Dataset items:
** START **

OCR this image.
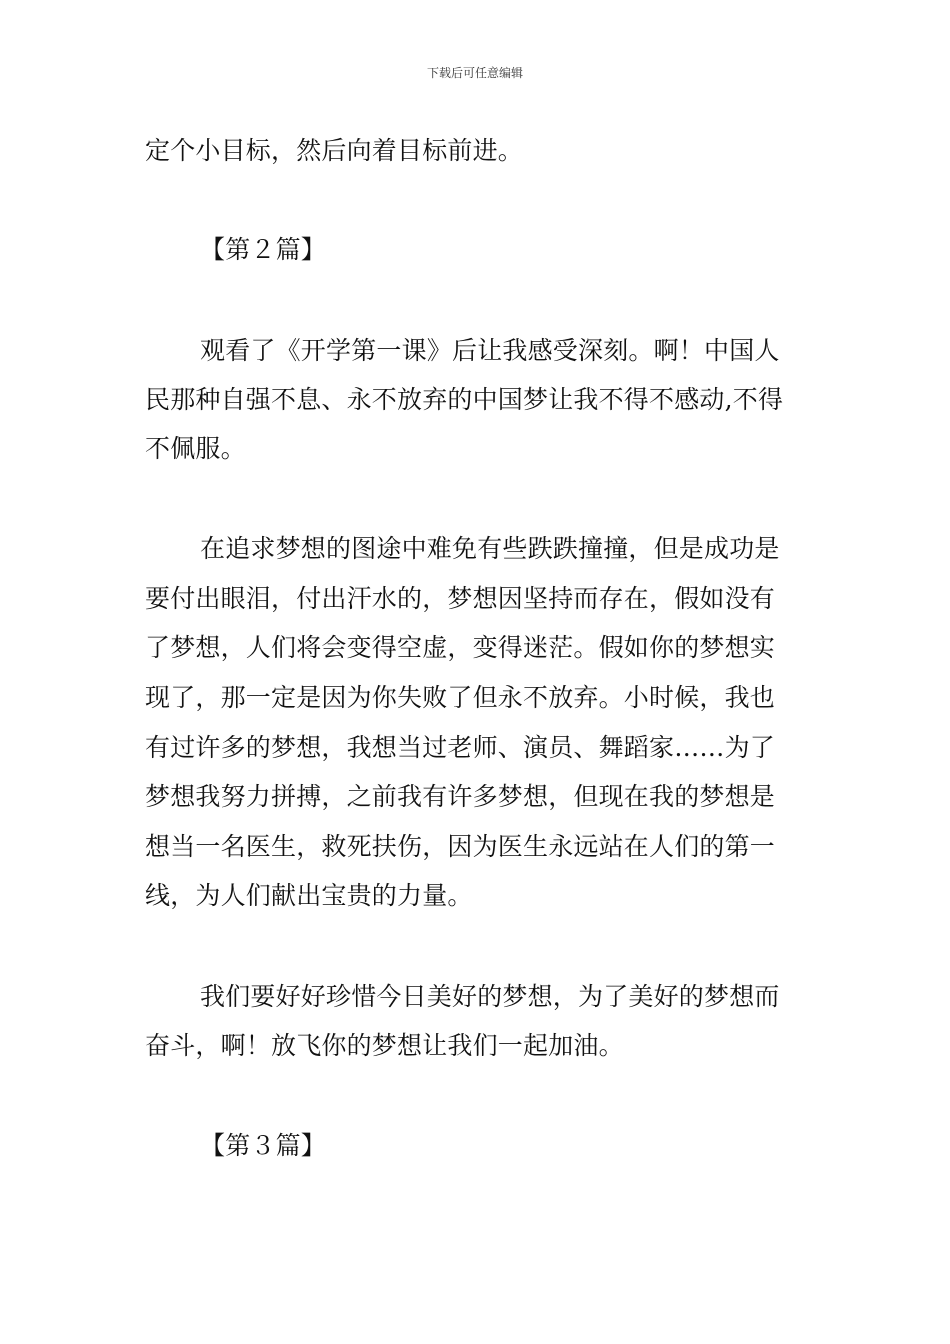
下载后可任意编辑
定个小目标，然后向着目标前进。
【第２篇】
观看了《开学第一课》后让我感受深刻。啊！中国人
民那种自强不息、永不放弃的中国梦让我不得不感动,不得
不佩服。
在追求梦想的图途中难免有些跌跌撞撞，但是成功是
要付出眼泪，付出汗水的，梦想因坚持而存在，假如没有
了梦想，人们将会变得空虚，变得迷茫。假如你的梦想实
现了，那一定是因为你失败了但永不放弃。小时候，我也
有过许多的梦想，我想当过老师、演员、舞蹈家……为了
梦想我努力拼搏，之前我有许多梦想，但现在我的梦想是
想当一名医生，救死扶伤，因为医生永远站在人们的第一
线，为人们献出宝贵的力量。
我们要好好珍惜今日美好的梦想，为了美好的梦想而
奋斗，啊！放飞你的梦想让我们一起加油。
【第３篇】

** END **
** START **

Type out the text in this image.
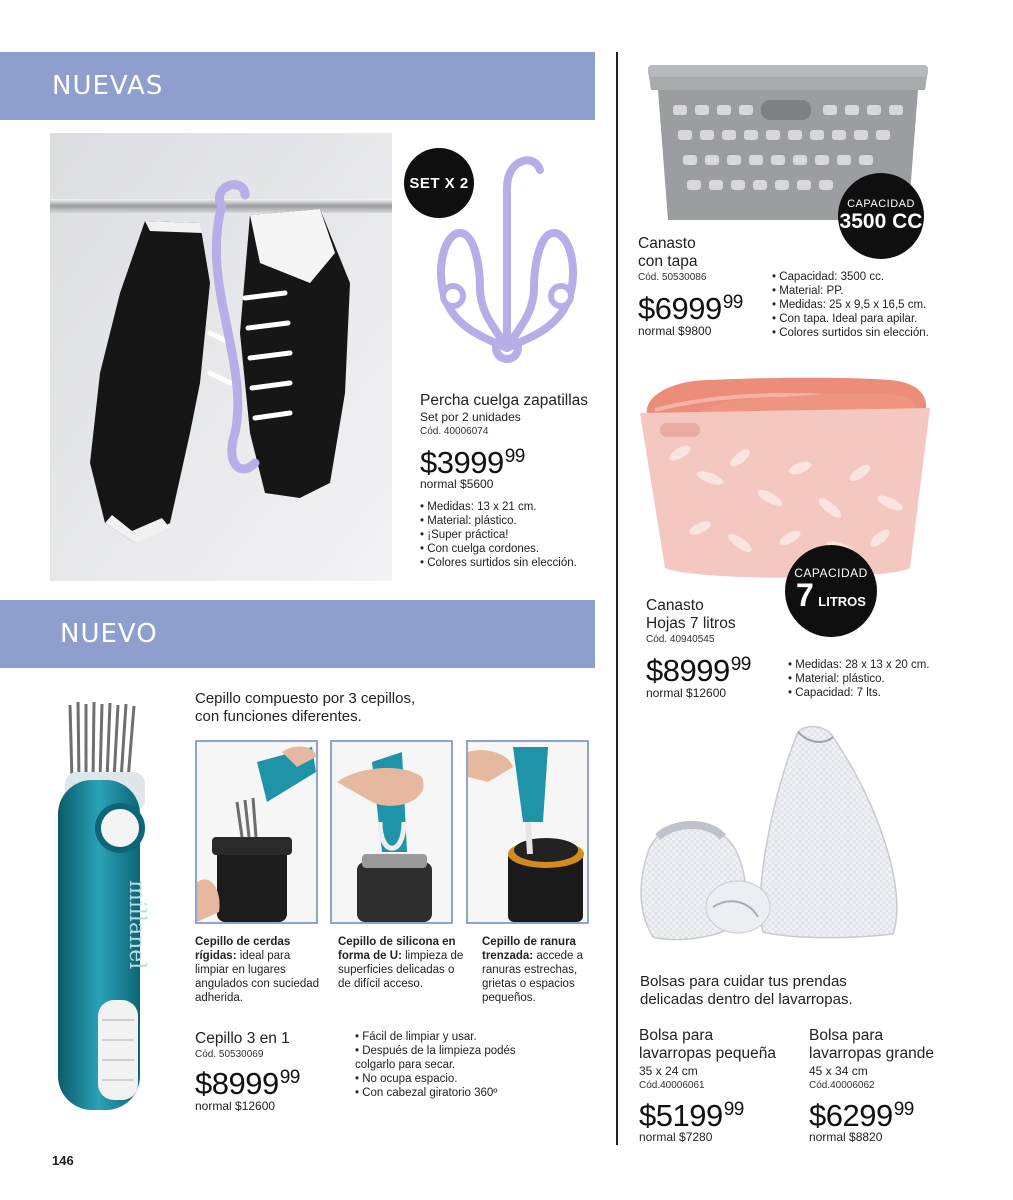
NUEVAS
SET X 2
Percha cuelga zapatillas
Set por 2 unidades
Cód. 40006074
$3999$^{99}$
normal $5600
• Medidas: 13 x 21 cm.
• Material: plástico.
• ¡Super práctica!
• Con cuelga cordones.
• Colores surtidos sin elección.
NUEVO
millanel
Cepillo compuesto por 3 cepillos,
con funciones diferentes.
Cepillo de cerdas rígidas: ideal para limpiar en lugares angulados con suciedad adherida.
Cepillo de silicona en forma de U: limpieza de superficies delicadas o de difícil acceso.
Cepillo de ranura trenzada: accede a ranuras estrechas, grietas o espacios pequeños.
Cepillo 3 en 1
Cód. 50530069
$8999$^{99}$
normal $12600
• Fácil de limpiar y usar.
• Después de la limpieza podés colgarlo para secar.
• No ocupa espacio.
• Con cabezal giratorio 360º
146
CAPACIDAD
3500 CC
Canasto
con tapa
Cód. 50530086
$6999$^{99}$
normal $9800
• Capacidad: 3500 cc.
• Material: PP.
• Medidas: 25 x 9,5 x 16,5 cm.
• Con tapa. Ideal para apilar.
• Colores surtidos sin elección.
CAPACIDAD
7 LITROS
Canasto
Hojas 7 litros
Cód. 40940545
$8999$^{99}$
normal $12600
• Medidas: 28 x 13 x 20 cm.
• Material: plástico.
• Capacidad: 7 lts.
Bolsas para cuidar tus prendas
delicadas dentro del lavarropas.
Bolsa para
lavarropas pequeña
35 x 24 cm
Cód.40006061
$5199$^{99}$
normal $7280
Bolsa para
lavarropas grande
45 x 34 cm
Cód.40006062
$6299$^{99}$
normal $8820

** END **
** START **

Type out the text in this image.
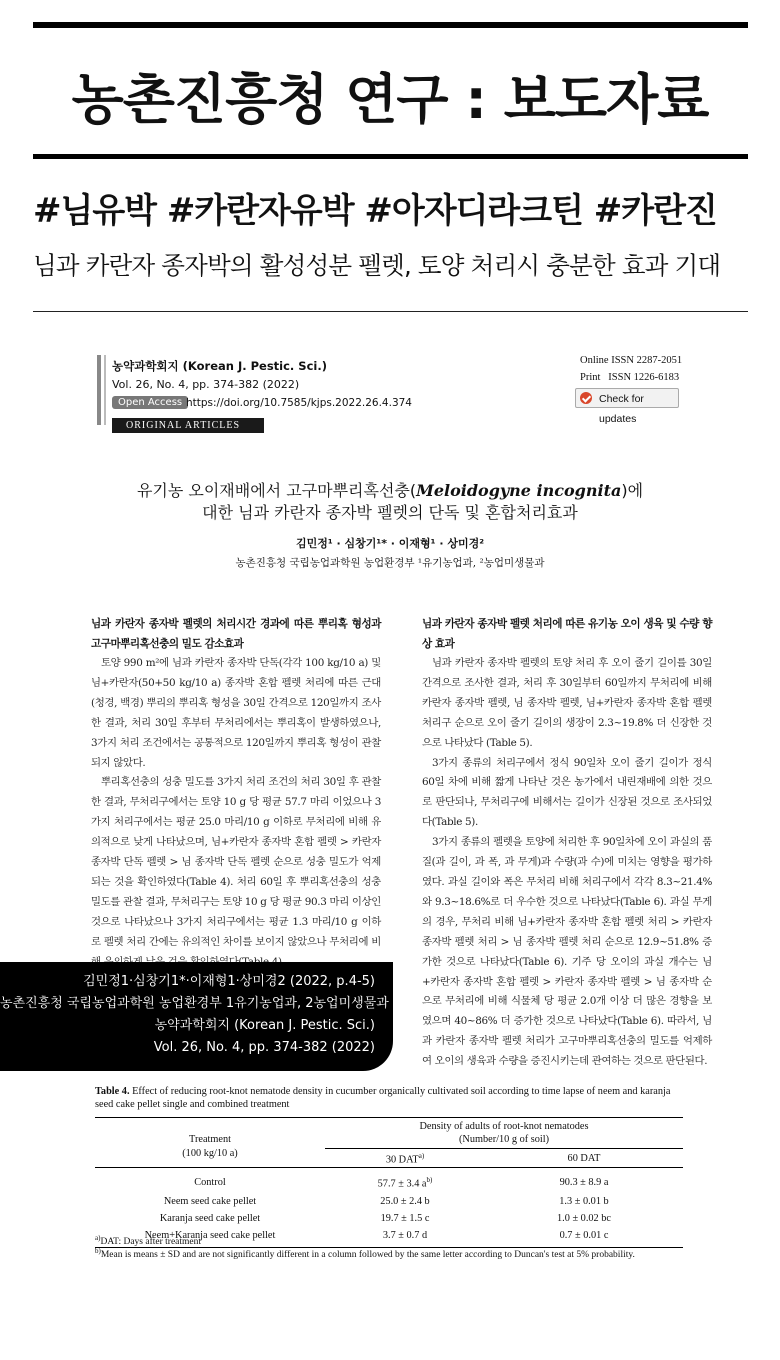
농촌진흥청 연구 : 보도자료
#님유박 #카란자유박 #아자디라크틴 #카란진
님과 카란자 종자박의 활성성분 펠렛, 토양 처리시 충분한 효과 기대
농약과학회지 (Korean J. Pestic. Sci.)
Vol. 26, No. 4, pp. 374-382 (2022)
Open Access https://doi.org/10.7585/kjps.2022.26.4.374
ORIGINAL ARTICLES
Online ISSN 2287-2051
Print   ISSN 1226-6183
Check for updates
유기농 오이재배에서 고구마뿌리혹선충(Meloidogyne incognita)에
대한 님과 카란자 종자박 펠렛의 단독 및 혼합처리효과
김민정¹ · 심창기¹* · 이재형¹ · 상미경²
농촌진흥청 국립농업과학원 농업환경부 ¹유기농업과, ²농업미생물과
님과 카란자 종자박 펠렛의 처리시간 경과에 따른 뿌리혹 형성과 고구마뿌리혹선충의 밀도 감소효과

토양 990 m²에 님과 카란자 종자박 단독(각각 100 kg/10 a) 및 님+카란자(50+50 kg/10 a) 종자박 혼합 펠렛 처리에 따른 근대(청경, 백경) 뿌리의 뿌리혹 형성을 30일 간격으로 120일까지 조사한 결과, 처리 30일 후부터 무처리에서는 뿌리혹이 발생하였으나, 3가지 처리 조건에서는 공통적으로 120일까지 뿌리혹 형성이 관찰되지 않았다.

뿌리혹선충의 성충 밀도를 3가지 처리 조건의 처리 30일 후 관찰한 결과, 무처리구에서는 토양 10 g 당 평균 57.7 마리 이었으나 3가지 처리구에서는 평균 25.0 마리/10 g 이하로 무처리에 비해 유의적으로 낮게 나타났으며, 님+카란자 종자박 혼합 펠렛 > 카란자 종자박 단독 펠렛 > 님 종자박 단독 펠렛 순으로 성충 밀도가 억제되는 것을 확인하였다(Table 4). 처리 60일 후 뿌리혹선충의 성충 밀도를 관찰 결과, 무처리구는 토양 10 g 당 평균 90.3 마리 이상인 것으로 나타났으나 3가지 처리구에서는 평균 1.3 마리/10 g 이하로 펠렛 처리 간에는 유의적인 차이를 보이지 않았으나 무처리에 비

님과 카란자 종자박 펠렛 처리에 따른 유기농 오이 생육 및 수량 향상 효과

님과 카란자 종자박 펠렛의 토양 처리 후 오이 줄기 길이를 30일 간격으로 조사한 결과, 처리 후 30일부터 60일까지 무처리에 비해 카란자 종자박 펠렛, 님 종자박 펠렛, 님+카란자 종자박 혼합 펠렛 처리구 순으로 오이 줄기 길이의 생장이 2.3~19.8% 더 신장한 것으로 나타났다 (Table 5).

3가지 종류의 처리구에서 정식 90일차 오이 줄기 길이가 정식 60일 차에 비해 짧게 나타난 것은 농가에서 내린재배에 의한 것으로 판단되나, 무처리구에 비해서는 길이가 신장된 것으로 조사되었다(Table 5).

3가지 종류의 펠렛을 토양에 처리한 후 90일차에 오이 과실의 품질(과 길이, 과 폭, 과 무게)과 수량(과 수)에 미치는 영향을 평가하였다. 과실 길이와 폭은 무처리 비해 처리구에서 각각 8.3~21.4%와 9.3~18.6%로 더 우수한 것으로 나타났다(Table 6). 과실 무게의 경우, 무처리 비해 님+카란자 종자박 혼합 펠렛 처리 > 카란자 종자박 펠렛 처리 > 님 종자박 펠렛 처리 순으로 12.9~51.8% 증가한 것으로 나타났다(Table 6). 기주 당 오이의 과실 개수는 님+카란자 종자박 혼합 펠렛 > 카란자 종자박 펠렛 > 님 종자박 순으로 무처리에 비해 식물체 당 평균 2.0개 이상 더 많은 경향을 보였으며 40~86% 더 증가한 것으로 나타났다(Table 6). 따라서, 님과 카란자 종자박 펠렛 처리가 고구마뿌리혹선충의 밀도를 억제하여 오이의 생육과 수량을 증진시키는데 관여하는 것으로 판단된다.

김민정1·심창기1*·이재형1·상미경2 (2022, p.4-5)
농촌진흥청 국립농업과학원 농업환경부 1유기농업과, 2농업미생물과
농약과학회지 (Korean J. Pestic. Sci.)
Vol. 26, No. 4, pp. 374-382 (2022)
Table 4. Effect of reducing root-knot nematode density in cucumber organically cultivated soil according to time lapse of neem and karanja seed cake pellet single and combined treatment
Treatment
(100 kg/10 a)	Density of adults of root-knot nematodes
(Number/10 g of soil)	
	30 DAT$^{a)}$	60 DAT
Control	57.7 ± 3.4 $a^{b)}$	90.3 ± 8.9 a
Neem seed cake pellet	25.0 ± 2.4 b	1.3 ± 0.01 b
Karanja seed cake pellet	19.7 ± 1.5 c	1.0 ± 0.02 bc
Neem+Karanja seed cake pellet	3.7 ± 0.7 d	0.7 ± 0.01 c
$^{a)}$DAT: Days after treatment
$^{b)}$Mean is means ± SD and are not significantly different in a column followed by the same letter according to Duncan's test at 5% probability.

** END **

■ YOUR INSTRUCTIONS ■
Find each line with the string "cuelga" and copy it out.

■ ANSWER FOR THIS EXERCISE ■
Percha cuelga zapatillas
• Con cuelga cordones.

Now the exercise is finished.